----- DATA FOR PROCESSING -----

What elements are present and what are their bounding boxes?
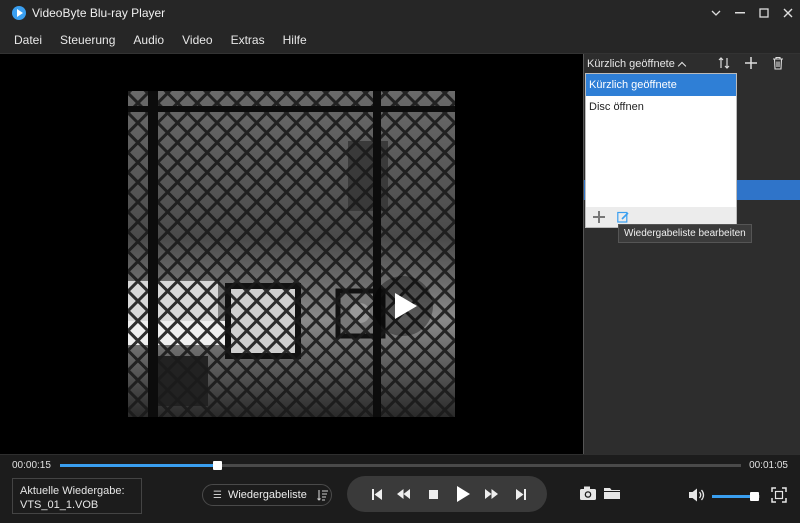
sort-list-icon — [316, 489, 329, 501]
seek-bar[interactable] — [60, 461, 741, 470]
seek-bar-handle[interactable] — [212, 461, 222, 470]
recent-dropdown-label: Kürzlich geöffnete — [587, 58, 675, 70]
volume-slider-handle[interactable] — [750, 492, 760, 501]
edit-playlist-tooltip: Wiedergabeliste bearbeiten — [618, 224, 752, 243]
volume-slider[interactable] — [712, 492, 760, 501]
current-time: 00:00:15 — [12, 460, 51, 471]
recent-dropdown-toggle[interactable]: Kürzlich geöffnete — [587, 58, 687, 70]
stop-icon[interactable] — [425, 476, 441, 512]
menu-steuerung[interactable]: Steuerung — [60, 33, 115, 47]
volume-slider-fill — [712, 495, 755, 498]
fullscreen-icon[interactable] — [771, 487, 789, 503]
video-area[interactable] — [0, 54, 583, 454]
minimize-icon[interactable] — [728, 0, 752, 26]
menu-audio[interactable]: Audio — [133, 33, 164, 47]
dropdown-item-open-disc[interactable]: Disc öffnen — [586, 96, 736, 118]
progress-row: 00:00:15 00:01:05 — [0, 454, 800, 474]
camera-icon[interactable] — [579, 485, 597, 501]
total-time: 00:01:05 — [749, 460, 788, 471]
transport-controls — [347, 476, 547, 512]
chevron-down-icon[interactable] — [704, 0, 728, 26]
play-icon[interactable] — [453, 476, 473, 512]
playlist-panel-header: Kürzlich geöffnete — [584, 54, 800, 74]
menu-bar: Datei Steuerung Audio Video Extras Hilfe — [0, 26, 800, 54]
rewind-icon[interactable] — [395, 476, 411, 512]
menu-video[interactable]: Video — [182, 33, 212, 47]
playlist-panel: Kürzlich geöffnete Kürzlich geöffnete Di… — [583, 54, 800, 454]
folder-icon[interactable] — [603, 485, 621, 501]
chevron-up-icon — [677, 61, 687, 70]
playlist-button-label: Wiedergabeliste — [227, 489, 307, 501]
now-playing-file: VTS_01_1.VOB — [20, 499, 99, 511]
now-playing-label: Aktuelle Wiedergabe: — [20, 485, 125, 497]
playlist-toggle-button[interactable]: ☰ Wiedergabeliste — [202, 484, 332, 506]
sort-icon[interactable] — [717, 56, 731, 70]
video-frame — [128, 91, 455, 417]
video-still-image — [128, 91, 455, 417]
window-controls — [704, 0, 800, 26]
play-overlay-icon[interactable] — [373, 276, 433, 336]
control-bar: Aktuelle Wiedergabe: VTS_01_1.VOB ☰ Wied… — [0, 474, 800, 523]
next-icon[interactable] — [513, 476, 529, 512]
volume-icon[interactable] — [688, 487, 706, 503]
delete-icon[interactable] — [771, 56, 785, 70]
menu-datei[interactable]: Datei — [14, 33, 42, 47]
app-title: VideoByte Blu-ray Player — [32, 6, 166, 20]
menu-extras[interactable]: Extras — [231, 33, 265, 47]
menu-hilfe[interactable]: Hilfe — [283, 33, 307, 47]
title-bar: VideoByte Blu-ray Player — [0, 0, 800, 26]
edit-icon[interactable] — [617, 211, 629, 223]
maximize-icon[interactable] — [752, 0, 776, 26]
add-icon[interactable] — [744, 56, 758, 70]
list-icon: ☰ — [213, 489, 222, 501]
recent-dropdown: Kürzlich geöffnete Disc öffnen — [585, 73, 737, 228]
app-logo-icon — [12, 6, 26, 20]
add-icon[interactable] — [593, 211, 605, 223]
now-playing-box: Aktuelle Wiedergabe: VTS_01_1.VOB — [12, 478, 142, 514]
dropdown-item-recent[interactable]: Kürzlich geöffnete — [586, 74, 736, 96]
previous-icon[interactable] — [369, 476, 385, 512]
fast-forward-icon[interactable] — [483, 476, 499, 512]
close-icon[interactable] — [776, 0, 800, 26]
seek-bar-fill — [60, 464, 217, 467]
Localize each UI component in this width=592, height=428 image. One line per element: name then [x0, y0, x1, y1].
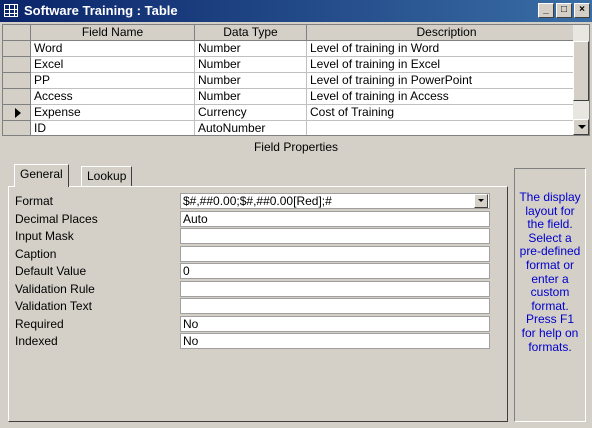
row-selector[interactable]	[3, 121, 31, 135]
field-properties-title: Field Properties	[253, 140, 339, 154]
property-label: Format	[15, 194, 54, 208]
table-row[interactable]: Word Number Level of training in Word	[3, 41, 587, 57]
general-tab-body: Format $#,##0.00;$#,##0.00[Red];# Decimal …	[8, 186, 508, 422]
table-row[interactable]: ID AutoNumber	[3, 121, 587, 135]
row-selector[interactable]	[3, 89, 31, 105]
property-value-field[interactable]	[180, 298, 490, 314]
field-name-cell[interactable]: ID	[31, 121, 195, 135]
table-row[interactable]: Access Number Level of training in Access	[3, 89, 587, 105]
property-value-field[interactable]: No	[180, 315, 490, 332]
table-row[interactable]: Expense Currency Cost of Training	[3, 105, 587, 121]
close-button[interactable]: ×	[574, 3, 590, 18]
property-value-field[interactable]	[180, 245, 490, 262]
chevron-down-icon[interactable]	[474, 194, 488, 208]
property-label: Required	[15, 316, 64, 331]
property-value-field[interactable]: Auto	[180, 210, 490, 227]
property-value-text: No	[183, 334, 199, 348]
description-cell[interactable]	[307, 121, 587, 135]
row-selector[interactable]	[3, 105, 31, 121]
data-type-cell[interactable]: Number	[195, 89, 307, 105]
property-value-text: Auto	[183, 211, 208, 226]
description-cell[interactable]: Level of training in Excel	[307, 57, 587, 73]
minimize-button[interactable]: _	[538, 3, 554, 18]
property-value-field[interactable]	[180, 228, 490, 244]
field-name-cell[interactable]: Access	[31, 89, 195, 105]
column-header-field-name[interactable]: Field Name	[31, 25, 195, 41]
column-header-description[interactable]: Description	[307, 25, 587, 41]
field-name-cell[interactable]: Expense	[31, 105, 195, 121]
title-bar[interactable]: Software Training : Table _ □ ×	[0, 0, 592, 22]
property-label: Validation Text	[15, 299, 92, 313]
field-design-grid: Field Name Data Type Description Word Num…	[2, 24, 590, 136]
property-label: Input Mask	[15, 229, 74, 243]
property-value-field[interactable]: No	[180, 333, 490, 349]
table-row[interactable]: Excel Number Level of training in Excel	[3, 57, 587, 73]
field-properties-panel: General Lookup Format $#,##0.00;$#,##0.00…	[8, 164, 508, 422]
current-row-arrow-icon	[15, 108, 21, 118]
restore-button[interactable]: □	[556, 3, 572, 18]
property-label: Indexed	[15, 334, 58, 348]
row-selector-header	[3, 25, 31, 41]
description-cell[interactable]: Level of training in PowerPoint	[307, 73, 587, 89]
row-selector[interactable]	[3, 57, 31, 73]
field-name-cell[interactable]: Word	[31, 41, 195, 57]
property-value-text: $#,##0.00;$#,##0.00[Red];#	[183, 194, 332, 208]
table-icon	[4, 4, 18, 17]
property-value-field[interactable]: 0	[180, 263, 490, 279]
scrollbar-thumb[interactable]	[573, 41, 589, 101]
property-label: Caption	[15, 246, 57, 261]
column-header-data-type[interactable]: Data Type	[195, 25, 307, 41]
property-value-field[interactable]: $#,##0.00;$#,##0.00[Red];#	[180, 193, 490, 209]
data-type-cell[interactable]: AutoNumber	[195, 121, 307, 135]
row-selector[interactable]	[3, 41, 31, 57]
field-name-cell[interactable]: Excel	[31, 57, 195, 73]
property-label: Validation Rule	[15, 281, 95, 296]
row-selector[interactable]	[3, 73, 31, 89]
property-help-text: The display layout for the field. Select…	[514, 168, 586, 422]
table-design-window: Software Training : Table _ □ × Field Na…	[0, 0, 592, 428]
tab-general[interactable]: General	[14, 164, 69, 187]
description-cell[interactable]: Cost of Training	[307, 105, 587, 121]
description-cell[interactable]: Level of training in Word	[307, 41, 587, 57]
table-row[interactable]: PP Number Level of training in PowerPoint	[3, 73, 587, 89]
property-value-text: 0	[183, 264, 190, 278]
data-type-cell[interactable]: Number	[195, 41, 307, 57]
tab-lookup[interactable]: Lookup	[81, 166, 133, 186]
property-label: Decimal Places	[15, 211, 98, 226]
description-cell[interactable]: Level of training in Access	[307, 89, 587, 105]
window-title: Software Training : Table	[24, 3, 178, 18]
data-type-cell[interactable]: Number	[195, 73, 307, 89]
data-type-cell[interactable]: Number	[195, 57, 307, 73]
property-label: Default Value	[15, 264, 87, 278]
data-type-cell[interactable]: Currency	[195, 105, 307, 121]
property-value-field[interactable]	[180, 280, 490, 297]
field-name-cell[interactable]: PP	[31, 73, 195, 89]
scroll-down-arrow-icon[interactable]	[573, 119, 589, 135]
property-value-text: No	[183, 316, 199, 331]
vertical-scrollbar[interactable]	[573, 25, 589, 135]
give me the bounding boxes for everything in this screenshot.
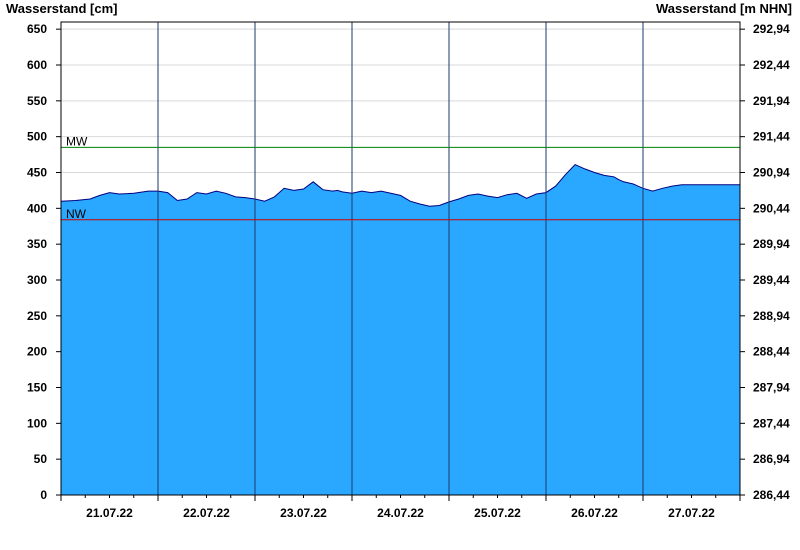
y-tick-label-right: 291,44: [753, 130, 790, 144]
y-tick-label-left: 550: [27, 94, 47, 108]
y-tick-label-left: 50: [34, 452, 48, 466]
y-tick-label-left: 500: [27, 130, 47, 144]
y-tick-label-left: 650: [27, 22, 47, 36]
y-tick-label-right: 290,44: [753, 201, 790, 215]
y-tick-label-right: 291,94: [753, 94, 790, 108]
y-tick-label-right: 292,44: [753, 58, 790, 72]
y-tick-label-left: 300: [27, 273, 47, 287]
y-tick-label-left: 100: [27, 416, 47, 430]
y-tick-label-right: 290,94: [753, 166, 790, 180]
y-tick-label-right: 289,94: [753, 237, 790, 251]
y-tick-label-left: 200: [27, 345, 47, 359]
y-tick-label-right: 288,94: [753, 309, 790, 323]
x-tick-label: 23.07.22: [280, 506, 327, 520]
y-tick-label-left: 150: [27, 381, 47, 395]
x-tick-label: 27.07.22: [668, 506, 715, 520]
y-tick-label-left: 0: [40, 488, 47, 502]
x-tick-label: 25.07.22: [474, 506, 521, 520]
y-tick-label-right: 287,44: [753, 416, 790, 430]
x-tick-label: 21.07.22: [86, 506, 133, 520]
water-level-area: [61, 164, 740, 495]
x-tick-label: 22.07.22: [183, 506, 230, 520]
x-tick-label: 26.07.22: [571, 506, 618, 520]
y-tick-label-right: 286,94: [753, 452, 790, 466]
y-tick-label-left: 450: [27, 166, 47, 180]
y-tick-label-right: 289,44: [753, 273, 790, 287]
y-tick-label-left: 250: [27, 309, 47, 323]
x-tick-label: 24.07.22: [377, 506, 424, 520]
y-tick-label-left: 400: [27, 201, 47, 215]
y-tick-label-right: 288,44: [753, 345, 790, 359]
y-tick-label-left: 600: [27, 58, 47, 72]
ref-label-nw: NW: [66, 207, 87, 221]
y-tick-label-right: 292,94: [753, 22, 790, 36]
y-tick-label-left: 350: [27, 237, 47, 251]
y-tick-label-right: 286,44: [753, 488, 790, 502]
y-tick-label-right: 287,94: [753, 381, 790, 395]
water-level-chart: MW NW 0 286,44 50 286,94 100 287,44 150 287,94 200…: [27, 21, 790, 520]
ref-label-mw: MW: [66, 134, 88, 148]
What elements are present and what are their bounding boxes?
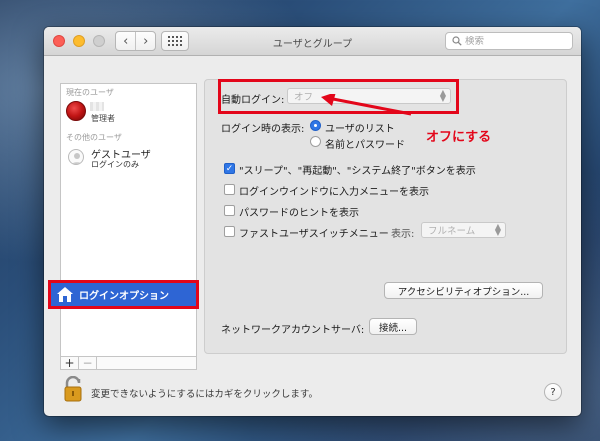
login-options-label: ログインオプション: [79, 291, 169, 302]
checkbox-password-hints-label[interactable]: パスワードのヒントを表示: [239, 204, 359, 219]
search-field[interactable]: [445, 32, 573, 50]
fast-switch-display-value: フルネーム: [428, 226, 476, 237]
radio-user-list[interactable]: [310, 120, 321, 131]
fast-switch-display-popup[interactable]: フルネーム ▲ ▼: [421, 222, 506, 238]
remove-user-button[interactable]: −: [79, 357, 97, 369]
guest-user-row[interactable]: ゲストユーザ ログインのみ: [61, 146, 196, 172]
user-role-label: 管理者: [91, 114, 115, 123]
guest-avatar-icon: [68, 149, 84, 165]
add-user-button[interactable]: +: [61, 357, 79, 369]
avatar: [66, 101, 86, 121]
checkbox-fast-user-switch-label[interactable]: ファストユーザスイッチメニュー: [239, 225, 389, 240]
checkbox-input-menu-label[interactable]: ログインウインドウに入力メニューを表示: [239, 183, 429, 198]
house-icon: [56, 286, 74, 303]
network-join-button[interactable]: 接続...: [369, 318, 417, 335]
updown-arrows-icon: ▲ ▼: [494, 222, 501, 237]
checkbox-input-menu[interactable]: [224, 184, 235, 195]
system-preferences-window: ‹ › ユーザとグループ 現在のユーザ 管理者: [44, 27, 581, 416]
current-users-section-label: 現在のユーザ: [66, 88, 114, 97]
lock-icon[interactable]: [63, 375, 83, 405]
current-user-row[interactable]: 管理者: [61, 101, 196, 127]
checkbox-show-buttons-label[interactable]: "スリープ"、"再起動"、"システム終了"ボタンを表示: [239, 162, 476, 177]
user-list-sidebar: 現在のユーザ 管理者 その他のユーザ ゲストユーザ ログインのみ: [60, 83, 197, 357]
search-icon: [452, 36, 462, 46]
guest-user-subtitle: ログインのみ: [91, 160, 139, 169]
title-bar: ‹ › ユーザとグループ: [44, 27, 581, 56]
redacted-user-name: [90, 102, 104, 111]
checkbox-password-hints[interactable]: [224, 205, 235, 216]
add-remove-bar: + −: [60, 357, 197, 370]
radio-name-password[interactable]: [310, 136, 321, 147]
login-options-item[interactable]: ログインオプション: [48, 280, 199, 309]
network-server-label: ネットワークアカウントサーバ:: [221, 325, 365, 336]
radio-user-list-label[interactable]: ユーザのリスト: [325, 120, 395, 135]
help-button[interactable]: ?: [544, 383, 562, 401]
radio-name-password-label[interactable]: 名前とパスワード: [325, 136, 405, 151]
checkbox-fast-user-switch[interactable]: [224, 226, 235, 237]
accessibility-options-button[interactable]: アクセシビリティオプション...: [384, 282, 543, 299]
annotation-arrow: [321, 94, 412, 116]
checkbox-show-buttons[interactable]: ✓: [224, 163, 235, 174]
search-input[interactable]: [465, 35, 565, 47]
annotation-text: オフにする: [426, 130, 492, 145]
display-label: ログイン時の表示:: [221, 124, 305, 135]
fast-switch-display-label: 表示:: [391, 229, 415, 240]
other-users-section-label: その他のユーザ: [66, 133, 122, 142]
lock-message: 変更できないようにするにはカギをクリックします。: [91, 389, 318, 400]
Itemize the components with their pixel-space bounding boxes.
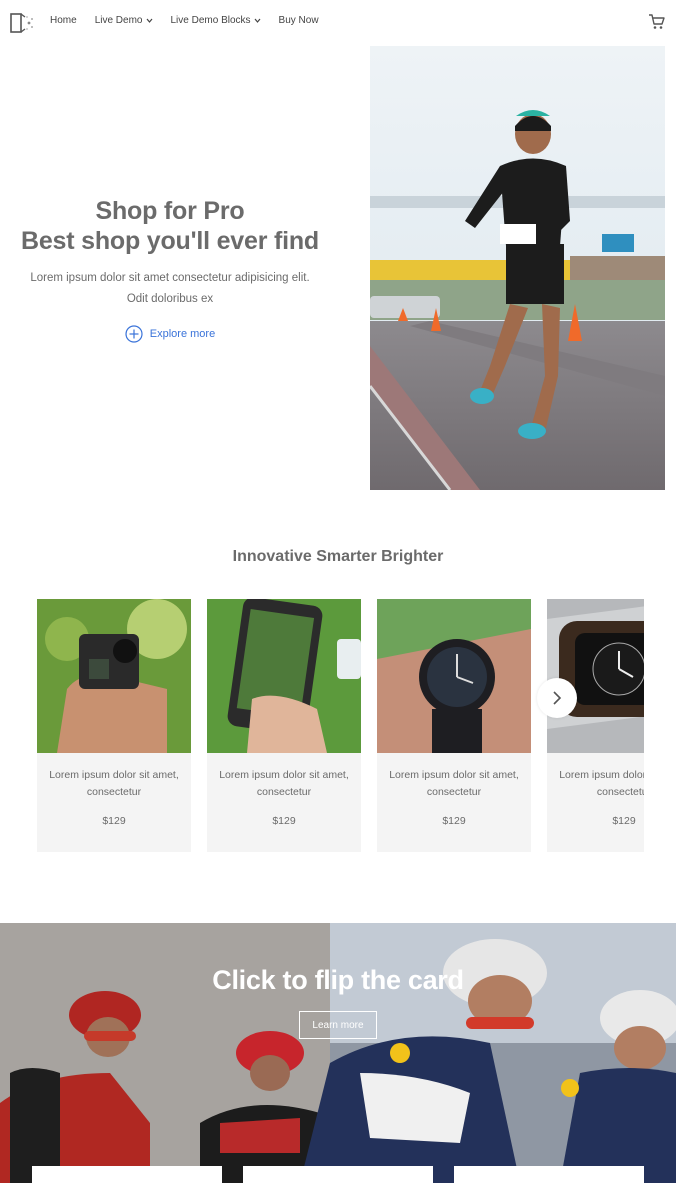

-----

* _EXERCISE DETAILS_: Print the part of the listing that begins with the line containing "login-options-label: ログインオプション: [79, 291, 169, 302]" and ends with the line containing "updown-arrows-icon: ▲ ▼: [494, 222, 501, 237]", copying both of those lines and every line between them exactly.

* _EXERCISE ANSWER_:
login-options-label: ログインオプション: [79, 291, 169, 302]
checkbox-password-hints-label[interactable]: パスワードのヒントを表示: [239, 204, 359, 219]
search-field[interactable]: [445, 32, 573, 50]
fast-switch-display-value: フルネーム: [428, 226, 476, 237]
radio-user-list[interactable]: [310, 120, 321, 131]
fast-switch-display-popup[interactable]: フルネーム ▲ ▼: [421, 222, 506, 238]
remove-user-button[interactable]: −: [79, 357, 97, 369]
guest-user-row[interactable]: ゲストユーザ ログインのみ: [61, 146, 196, 172]
user-role-label: 管理者: [91, 114, 115, 123]
guest-avatar-icon: [68, 149, 84, 165]
add-user-button[interactable]: +: [61, 357, 79, 369]
avatar: [66, 101, 86, 121]
checkbox-fast-user-switch-label[interactable]: ファストユーザスイッチメニュー: [239, 225, 389, 240]
checkbox-input-menu-label[interactable]: ログインウインドウに入力メニューを表示: [239, 183, 429, 198]
house-icon: [56, 286, 74, 303]
network-join-button[interactable]: 接続...: [369, 318, 417, 335]
updown-arrows-icon: ▲ ▼: [494, 222, 501, 237]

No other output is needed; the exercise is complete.